Dataset items
§
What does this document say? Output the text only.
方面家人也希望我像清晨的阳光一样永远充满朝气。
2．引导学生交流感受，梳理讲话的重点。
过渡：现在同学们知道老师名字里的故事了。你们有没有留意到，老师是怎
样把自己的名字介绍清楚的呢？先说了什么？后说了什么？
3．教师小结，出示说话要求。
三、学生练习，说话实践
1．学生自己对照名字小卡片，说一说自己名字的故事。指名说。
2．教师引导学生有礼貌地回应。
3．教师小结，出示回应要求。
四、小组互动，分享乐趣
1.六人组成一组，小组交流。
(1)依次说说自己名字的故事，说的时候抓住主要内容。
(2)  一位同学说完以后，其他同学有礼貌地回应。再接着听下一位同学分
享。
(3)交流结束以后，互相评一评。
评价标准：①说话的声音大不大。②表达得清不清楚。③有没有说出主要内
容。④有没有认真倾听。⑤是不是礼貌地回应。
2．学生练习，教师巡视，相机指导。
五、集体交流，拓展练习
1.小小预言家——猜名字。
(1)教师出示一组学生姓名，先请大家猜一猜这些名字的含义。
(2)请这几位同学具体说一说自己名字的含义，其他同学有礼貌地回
§
WHAT IS ASKED:
Copy all the records above exactly, missing none.

SOLVED EXERCISE:
What does this document say? Output the text only.
方面家人也希望我像清晨的阳光一样永远充满朝气。
2．引导学生交流感受，梳理讲话的重点。
过渡：现在同学们知道老师名字里的故事了。你们有没有留意到，老师是怎
样把自己的名字介绍清楚的呢？先说了什么？后说了什么？
3．教师小结，出示说话要求。
三、学生练习，说话实践
1．学生自己对照名字小卡片，说一说自己名字的故事。指名说。
2．教师引导学生有礼貌地回应。
3．教师小结，出示回应要求。
四、小组互动，分享乐趣
1.六人组成一组，小组交流。
(1)依次说说自己名字的故事，说的时候抓住主要内容。
(2)  一位同学说完以后，其他同学有礼貌地回应。再接着听下一位同学分
享。
(3)交流结束以后，互相评一评。
评价标准：①说话的声音大不大。②表达得清不清楚。③有没有说出主要内
容。④有没有认真倾听。⑤是不是礼貌地回应。
2．学生练习，教师巡视，相机指导。
五、集体交流，拓展练习
1.小小预言家——猜名字。
(1)教师出示一组学生姓名，先请大家猜一猜这些名字的含义。
(2)请这几位同学具体说一说自己名字的含义，其他同学有礼貌地回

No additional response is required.